(Stored data)

□ □ □ □

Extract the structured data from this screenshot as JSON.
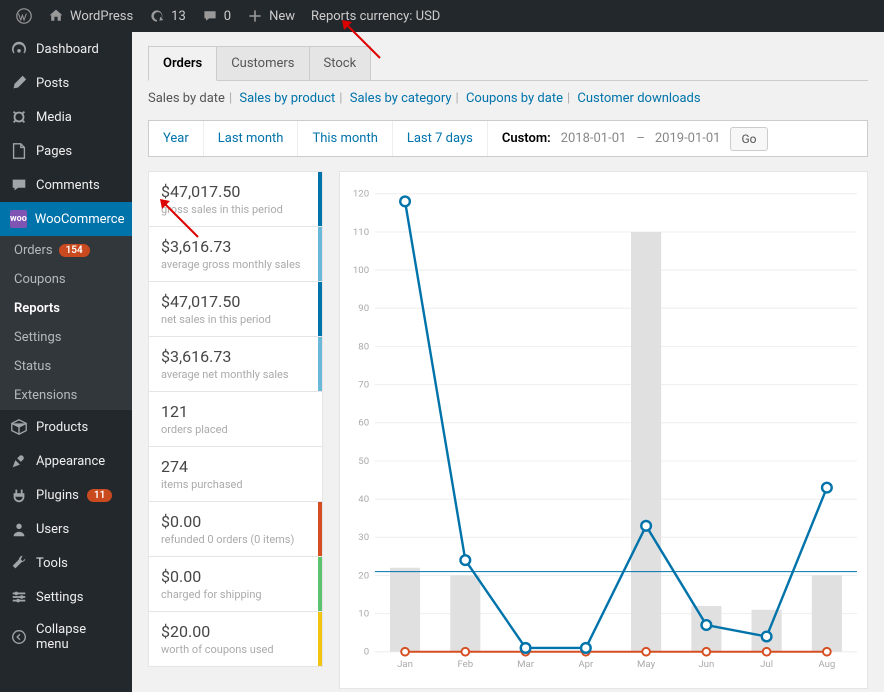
{
  "topbar": {
    "site": "WordPress",
    "updates": "13",
    "comments": "0",
    "new": "New",
    "currency": "Reports currency: USD"
  },
  "sidebar": {
    "dashboard": "Dashboard",
    "posts": "Posts",
    "media": "Media",
    "pages": "Pages",
    "comments": "Comments",
    "woocommerce": "WooCommerce",
    "submenu": {
      "orders": "Orders",
      "orders_badge": "154",
      "coupons": "Coupons",
      "reports": "Reports",
      "settings": "Settings",
      "status": "Status",
      "extensions": "Extensions"
    },
    "products": "Products",
    "appearance": "Appearance",
    "plugins": "Plugins",
    "plugins_badge": "11",
    "users": "Users",
    "tools": "Tools",
    "settings2": "Settings",
    "collapse": "Collapse menu"
  },
  "tabs": {
    "orders": "Orders",
    "customers": "Customers",
    "stock": "Stock"
  },
  "filters": {
    "sales_by_date": "Sales by date",
    "sales_by_product": "Sales by product",
    "sales_by_category": "Sales by category",
    "coupons_by_date": "Coupons by date",
    "customer_downloads": "Customer downloads"
  },
  "date_nav": {
    "year": "Year",
    "last_month": "Last month",
    "this_month": "This month",
    "last_7_days": "Last 7 days",
    "custom": "Custom:",
    "from": "2018-01-01",
    "to": "2019-01-01",
    "go": "Go"
  },
  "stats": [
    {
      "value": "$47,017.50",
      "label": "gross sales in this period",
      "border": "#0073aa"
    },
    {
      "value": "$3,616.73",
      "label": "average gross monthly sales",
      "border": "#6bb9d8"
    },
    {
      "value": "$47,017.50",
      "label": "net sales in this period",
      "border": "#0073aa"
    },
    {
      "value": "$3,616.73",
      "label": "average net monthly sales",
      "border": "#6bb9d8"
    },
    {
      "value": "121",
      "label": "orders placed",
      "border": ""
    },
    {
      "value": "274",
      "label": "items purchased",
      "border": ""
    },
    {
      "value": "$0.00",
      "label": "refunded 0 orders (0 items)",
      "border": "#d54e21"
    },
    {
      "value": "$0.00",
      "label": "charged for shipping",
      "border": "#5bc26d"
    },
    {
      "value": "$20.00",
      "label": "worth of coupons used",
      "border": "#f1c40f"
    }
  ],
  "chart_data": {
    "type": "line",
    "title": "",
    "ylabel": "",
    "xlabel": "",
    "ylim": [
      0,
      120
    ],
    "categories": [
      "Jan",
      "Feb",
      "Mar",
      "Apr",
      "May",
      "Jun",
      "Jul",
      "Aug"
    ],
    "bars": [
      22,
      20,
      0,
      0,
      110,
      12,
      11,
      20
    ],
    "line_blue": [
      118,
      24,
      1,
      1,
      33,
      7,
      4,
      43
    ],
    "line_red": [
      0,
      0,
      0,
      0,
      0,
      0,
      0,
      0
    ],
    "avg_line": 21
  }
}
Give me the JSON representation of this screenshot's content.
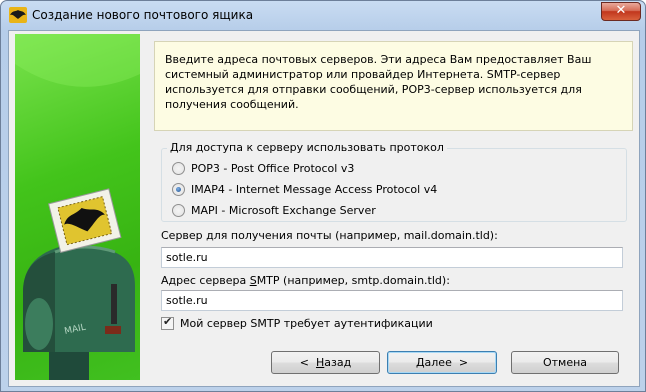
{
  "window": {
    "title": "Создание нового почтового ящика",
    "close_glyph": "✕"
  },
  "info_text": "Введите адреса почтовых серверов. Эти адреса Вам предоставляет Ваш системный администратор или провайдер Интернета. SMTP-сервер используется для отправки сообщений, POP3-сервер используется для получения сообщений.",
  "protocol_group": {
    "label": "Для доступа к серверу использовать протокол",
    "options": [
      {
        "label": "POP3 - Post Office Protocol v3",
        "selected": false
      },
      {
        "label": "IMAP4 - Internet Message Access Protocol v4",
        "selected": true
      },
      {
        "label": "MAPI - Microsoft Exchange Server",
        "selected": false
      }
    ]
  },
  "incoming": {
    "label": "Сервер для получения почты  (например, mail.domain.tld):",
    "value": "sotle.ru"
  },
  "smtp": {
    "label_pre": "Адрес сервера ",
    "label_key": "S",
    "label_post": "MTP (например, smtp.domain.tld):",
    "value": "sotle.ru"
  },
  "smtp_auth": {
    "label": "Мой сервер SMTP требует аутентификации",
    "checked": true
  },
  "buttons": {
    "back": {
      "arrow": "<",
      "key": "Н",
      "rest": "азад"
    },
    "next": {
      "key": "Д",
      "rest": "алее",
      "arrow": ">"
    },
    "cancel": {
      "label": "Отмена"
    }
  },
  "side_art": {
    "box_text": "MAIL"
  },
  "colors": {
    "side_green": "#43c41b",
    "info_bg": "#fdfce3",
    "titlebar": "#c9dcf2",
    "close": "#c1361d"
  }
}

□ □ □ □

## [Direction]
Leaving aside the images, write out the entries above word for word.

## [Response to this task]
Extract the structured data from this screenshot as JSON.
{
  "topbar": {
    "site": "WordPress",
    "updates": "13",
    "comments": "0",
    "new": "New",
    "currency": "Reports currency: USD"
  },
  "sidebar": {
    "dashboard": "Dashboard",
    "posts": "Posts",
    "media": "Media",
    "pages": "Pages",
    "comments": "Comments",
    "woocommerce": "WooCommerce",
    "submenu": {
      "orders": "Orders",
      "orders_badge": "154",
      "coupons": "Coupons",
      "reports": "Reports",
      "settings": "Settings",
      "status": "Status",
      "extensions": "Extensions"
    },
    "products": "Products",
    "appearance": "Appearance",
    "plugins": "Plugins",
    "plugins_badge": "11",
    "users": "Users",
    "tools": "Tools",
    "settings2": "Settings",
    "collapse": "Collapse menu"
  },
  "tabs": {
    "orders": "Orders",
    "customers": "Customers",
    "stock": "Stock"
  },
  "filters": {
    "sales_by_date": "Sales by date",
    "sales_by_product": "Sales by product",
    "sales_by_category": "Sales by category",
    "coupons_by_date": "Coupons by date",
    "customer_downloads": "Customer downloads"
  },
  "date_nav": {
    "year": "Year",
    "last_month": "Last month",
    "this_month": "This month",
    "last_7_days": "Last 7 days",
    "custom": "Custom:",
    "from": "2018-01-01",
    "to": "2019-01-01",
    "go": "Go"
  },
  "stats": [
    {
      "value": "$47,017.50",
      "label": "gross sales in this period",
      "border": "#0073aa"
    },
    {
      "value": "$3,616.73",
      "label": "average gross monthly sales",
      "border": "#6bb9d8"
    },
    {
      "value": "$47,017.50",
      "label": "net sales in this period",
      "border": "#0073aa"
    },
    {
      "value": "$3,616.73",
      "label": "average net monthly sales",
      "border": "#6bb9d8"
    },
    {
      "value": "121",
      "label": "orders placed",
      "border": ""
    },
    {
      "value": "274",
      "label": "items purchased",
      "border": ""
    },
    {
      "value": "$0.00",
      "label": "refunded 0 orders (0 items)",
      "border": "#d54e21"
    },
    {
      "value": "$0.00",
      "label": "charged for shipping",
      "border": "#5bc26d"
    },
    {
      "value": "$20.00",
      "label": "worth of coupons used",
      "border": "#f1c40f"
    }
  ],
  "chart_data": {
    "type": "line",
    "title": "",
    "ylabel": "",
    "xlabel": "",
    "ylim": [
      0,
      120
    ],
    "categories": [
      "Jan",
      "Feb",
      "Mar",
      "Apr",
      "May",
      "Jun",
      "Jul",
      "Aug"
    ],
    "bars": [
      22,
      20,
      0,
      0,
      110,
      12,
      11,
      20
    ],
    "line_blue": [
      118,
      24,
      1,
      1,
      33,
      7,
      4,
      43
    ],
    "line_red": [
      0,
      0,
      0,
      0,
      0,
      0,
      0,
      0
    ],
    "avg_line": 21
  }
}
Give me the JSON representation of this screenshot's content.
{
  "window": {
    "title": "Создание нового почтового ящика",
    "close_glyph": "✕"
  },
  "info_text": "Введите адреса почтовых серверов. Эти адреса Вам предоставляет Ваш системный администратор или провайдер Интернета. SMTP-сервер используется для отправки сообщений, POP3-сервер используется для получения сообщений.",
  "protocol_group": {
    "label": "Для доступа к серверу использовать протокол",
    "options": [
      {
        "label": "POP3 - Post Office Protocol v3",
        "selected": false
      },
      {
        "label": "IMAP4 - Internet Message Access Protocol v4",
        "selected": true
      },
      {
        "label": "MAPI - Microsoft Exchange Server",
        "selected": false
      }
    ]
  },
  "incoming": {
    "label": "Сервер для получения почты  (например, mail.domain.tld):",
    "value": "sotle.ru"
  },
  "smtp": {
    "label_pre": "Адрес сервера ",
    "label_key": "S",
    "label_post": "MTP (например, smtp.domain.tld):",
    "value": "sotle.ru"
  },
  "smtp_auth": {
    "label": "Мой сервер SMTP требует аутентификации",
    "checked": true
  },
  "buttons": {
    "back": {
      "arrow": "<",
      "key": "Н",
      "rest": "азад"
    },
    "next": {
      "key": "Д",
      "rest": "алее",
      "arrow": ">"
    },
    "cancel": {
      "label": "Отмена"
    }
  },
  "side_art": {
    "box_text": "MAIL"
  },
  "colors": {
    "side_green": "#43c41b",
    "info_bg": "#fdfce3",
    "titlebar": "#c9dcf2",
    "close": "#c1361d"
  }
}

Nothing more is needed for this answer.